**REQUIREMENT:**
Copy each line below exactly and leave the pictures out.

STORED ROWS start

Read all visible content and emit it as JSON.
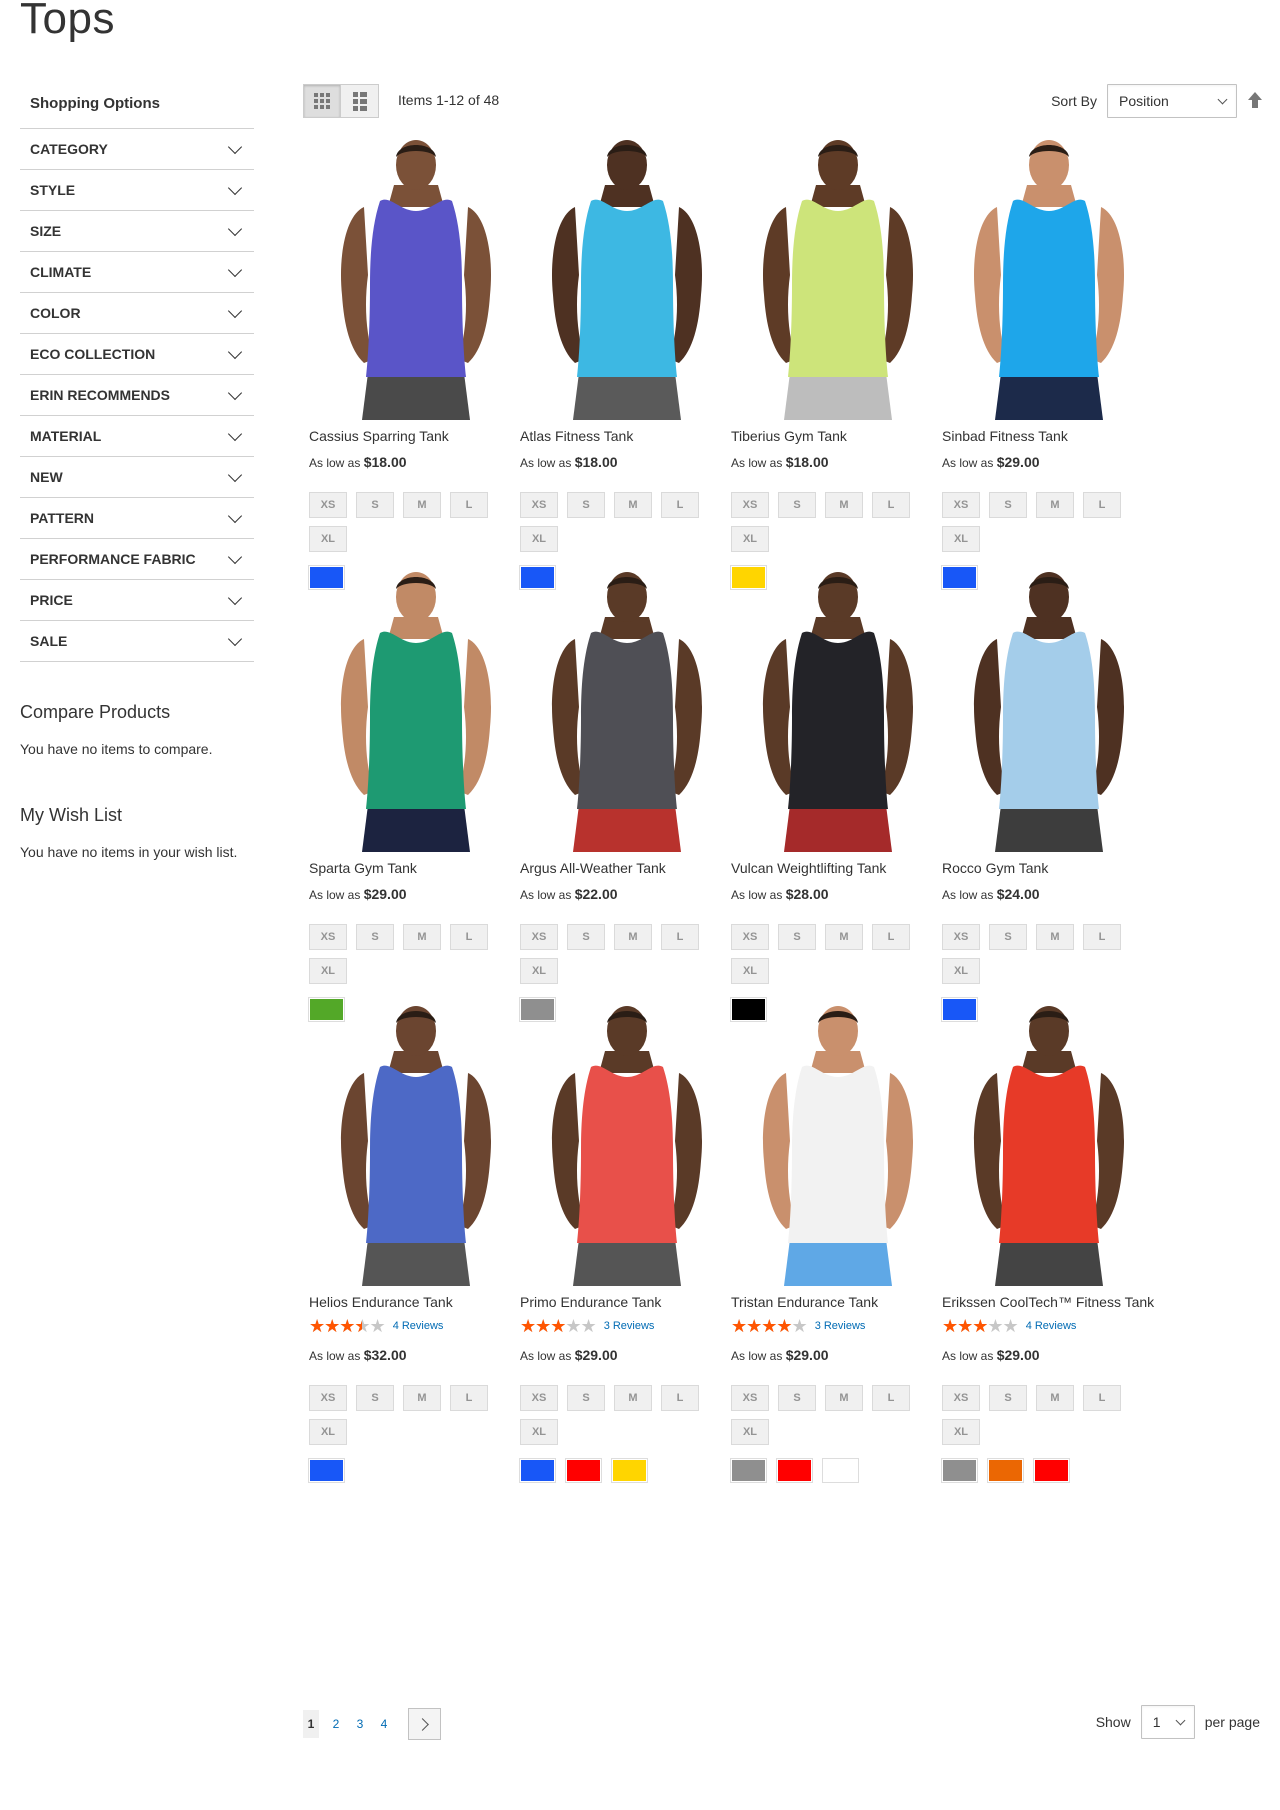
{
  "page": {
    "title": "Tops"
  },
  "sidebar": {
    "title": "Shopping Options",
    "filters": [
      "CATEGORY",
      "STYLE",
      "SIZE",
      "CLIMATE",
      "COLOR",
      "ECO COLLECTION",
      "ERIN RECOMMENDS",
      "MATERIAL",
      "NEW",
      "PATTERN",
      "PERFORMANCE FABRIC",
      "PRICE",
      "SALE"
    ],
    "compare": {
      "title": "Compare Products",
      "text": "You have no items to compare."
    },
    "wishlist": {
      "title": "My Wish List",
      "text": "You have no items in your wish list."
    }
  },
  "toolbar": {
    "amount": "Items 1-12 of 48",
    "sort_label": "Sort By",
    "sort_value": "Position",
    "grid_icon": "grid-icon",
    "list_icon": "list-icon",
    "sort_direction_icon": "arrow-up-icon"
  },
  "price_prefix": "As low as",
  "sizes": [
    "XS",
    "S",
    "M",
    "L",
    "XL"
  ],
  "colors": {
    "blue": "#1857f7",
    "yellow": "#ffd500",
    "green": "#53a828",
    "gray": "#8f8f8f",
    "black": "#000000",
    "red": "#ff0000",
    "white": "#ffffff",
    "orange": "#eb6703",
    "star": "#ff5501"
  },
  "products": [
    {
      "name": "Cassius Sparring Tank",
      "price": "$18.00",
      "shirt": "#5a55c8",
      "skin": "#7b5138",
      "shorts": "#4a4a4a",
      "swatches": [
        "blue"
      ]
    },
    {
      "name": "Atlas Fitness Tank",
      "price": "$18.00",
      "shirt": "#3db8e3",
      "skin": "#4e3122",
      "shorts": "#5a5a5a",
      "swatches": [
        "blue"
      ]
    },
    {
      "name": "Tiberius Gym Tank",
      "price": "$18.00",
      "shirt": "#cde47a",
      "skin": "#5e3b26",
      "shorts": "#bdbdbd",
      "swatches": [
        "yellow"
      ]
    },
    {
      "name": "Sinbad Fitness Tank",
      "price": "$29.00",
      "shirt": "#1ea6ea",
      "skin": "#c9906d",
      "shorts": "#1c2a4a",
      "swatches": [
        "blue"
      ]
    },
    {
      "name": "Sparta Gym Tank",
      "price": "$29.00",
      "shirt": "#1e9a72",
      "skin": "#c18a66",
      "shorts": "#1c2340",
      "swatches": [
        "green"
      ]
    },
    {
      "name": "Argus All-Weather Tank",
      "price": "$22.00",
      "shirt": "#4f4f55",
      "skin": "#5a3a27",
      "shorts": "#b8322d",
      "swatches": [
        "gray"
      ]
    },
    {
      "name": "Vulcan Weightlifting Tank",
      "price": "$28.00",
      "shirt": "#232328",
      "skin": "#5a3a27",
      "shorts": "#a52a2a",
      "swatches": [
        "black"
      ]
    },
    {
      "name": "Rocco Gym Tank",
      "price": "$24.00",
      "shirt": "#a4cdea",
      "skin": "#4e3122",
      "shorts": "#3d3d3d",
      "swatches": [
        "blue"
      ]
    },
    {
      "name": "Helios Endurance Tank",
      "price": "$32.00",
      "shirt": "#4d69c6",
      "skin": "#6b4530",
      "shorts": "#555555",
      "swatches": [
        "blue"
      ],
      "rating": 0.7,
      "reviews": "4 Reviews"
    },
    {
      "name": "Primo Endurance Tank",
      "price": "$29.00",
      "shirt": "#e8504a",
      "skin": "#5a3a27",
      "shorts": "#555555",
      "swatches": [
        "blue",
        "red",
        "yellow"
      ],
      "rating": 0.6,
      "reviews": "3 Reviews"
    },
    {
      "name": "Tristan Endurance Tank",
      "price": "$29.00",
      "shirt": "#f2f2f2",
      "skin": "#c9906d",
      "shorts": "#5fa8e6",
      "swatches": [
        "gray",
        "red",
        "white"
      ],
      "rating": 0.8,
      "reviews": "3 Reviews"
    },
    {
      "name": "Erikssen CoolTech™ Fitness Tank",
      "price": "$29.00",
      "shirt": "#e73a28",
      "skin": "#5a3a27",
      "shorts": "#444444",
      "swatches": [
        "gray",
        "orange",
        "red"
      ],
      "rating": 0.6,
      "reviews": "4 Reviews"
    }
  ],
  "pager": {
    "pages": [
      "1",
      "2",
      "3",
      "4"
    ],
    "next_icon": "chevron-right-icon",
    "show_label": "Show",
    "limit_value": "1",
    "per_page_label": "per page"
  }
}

STORED ROWS end

**PROBLEM SOLUTION:**
Read all visible content and emit it as JSON.
{
  "page": {
    "title": "Tops"
  },
  "sidebar": {
    "title": "Shopping Options",
    "filters": [
      "CATEGORY",
      "STYLE",
      "SIZE",
      "CLIMATE",
      "COLOR",
      "ECO COLLECTION",
      "ERIN RECOMMENDS",
      "MATERIAL",
      "NEW",
      "PATTERN",
      "PERFORMANCE FABRIC",
      "PRICE",
      "SALE"
    ],
    "compare": {
      "title": "Compare Products",
      "text": "You have no items to compare."
    },
    "wishlist": {
      "title": "My Wish List",
      "text": "You have no items in your wish list."
    }
  },
  "toolbar": {
    "amount": "Items 1-12 of 48",
    "sort_label": "Sort By",
    "sort_value": "Position",
    "grid_icon": "grid-icon",
    "list_icon": "list-icon",
    "sort_direction_icon": "arrow-up-icon"
  },
  "price_prefix": "As low as",
  "sizes": [
    "XS",
    "S",
    "M",
    "L",
    "XL"
  ],
  "colors": {
    "blue": "#1857f7",
    "yellow": "#ffd500",
    "green": "#53a828",
    "gray": "#8f8f8f",
    "black": "#000000",
    "red": "#ff0000",
    "white": "#ffffff",
    "orange": "#eb6703",
    "star": "#ff5501"
  },
  "products": [
    {
      "name": "Cassius Sparring Tank",
      "price": "$18.00",
      "shirt": "#5a55c8",
      "skin": "#7b5138",
      "shorts": "#4a4a4a",
      "swatches": [
        "blue"
      ]
    },
    {
      "name": "Atlas Fitness Tank",
      "price": "$18.00",
      "shirt": "#3db8e3",
      "skin": "#4e3122",
      "shorts": "#5a5a5a",
      "swatches": [
        "blue"
      ]
    },
    {
      "name": "Tiberius Gym Tank",
      "price": "$18.00",
      "shirt": "#cde47a",
      "skin": "#5e3b26",
      "shorts": "#bdbdbd",
      "swatches": [
        "yellow"
      ]
    },
    {
      "name": "Sinbad Fitness Tank",
      "price": "$29.00",
      "shirt": "#1ea6ea",
      "skin": "#c9906d",
      "shorts": "#1c2a4a",
      "swatches": [
        "blue"
      ]
    },
    {
      "name": "Sparta Gym Tank",
      "price": "$29.00",
      "shirt": "#1e9a72",
      "skin": "#c18a66",
      "shorts": "#1c2340",
      "swatches": [
        "green"
      ]
    },
    {
      "name": "Argus All-Weather Tank",
      "price": "$22.00",
      "shirt": "#4f4f55",
      "skin": "#5a3a27",
      "shorts": "#b8322d",
      "swatches": [
        "gray"
      ]
    },
    {
      "name": "Vulcan Weightlifting Tank",
      "price": "$28.00",
      "shirt": "#232328",
      "skin": "#5a3a27",
      "shorts": "#a52a2a",
      "swatches": [
        "black"
      ]
    },
    {
      "name": "Rocco Gym Tank",
      "price": "$24.00",
      "shirt": "#a4cdea",
      "skin": "#4e3122",
      "shorts": "#3d3d3d",
      "swatches": [
        "blue"
      ]
    },
    {
      "name": "Helios Endurance Tank",
      "price": "$32.00",
      "shirt": "#4d69c6",
      "skin": "#6b4530",
      "shorts": "#555555",
      "swatches": [
        "blue"
      ],
      "rating": 0.7,
      "reviews": "4 Reviews"
    },
    {
      "name": "Primo Endurance Tank",
      "price": "$29.00",
      "shirt": "#e8504a",
      "skin": "#5a3a27",
      "shorts": "#555555",
      "swatches": [
        "blue",
        "red",
        "yellow"
      ],
      "rating": 0.6,
      "reviews": "3 Reviews"
    },
    {
      "name": "Tristan Endurance Tank",
      "price": "$29.00",
      "shirt": "#f2f2f2",
      "skin": "#c9906d",
      "shorts": "#5fa8e6",
      "swatches": [
        "gray",
        "red",
        "white"
      ],
      "rating": 0.8,
      "reviews": "3 Reviews"
    },
    {
      "name": "Erikssen CoolTech™ Fitness Tank",
      "price": "$29.00",
      "shirt": "#e73a28",
      "skin": "#5a3a27",
      "shorts": "#444444",
      "swatches": [
        "gray",
        "orange",
        "red"
      ],
      "rating": 0.6,
      "reviews": "4 Reviews"
    }
  ],
  "pager": {
    "pages": [
      "1",
      "2",
      "3",
      "4"
    ],
    "next_icon": "chevron-right-icon",
    "show_label": "Show",
    "limit_value": "1",
    "per_page_label": "per page"
  }
}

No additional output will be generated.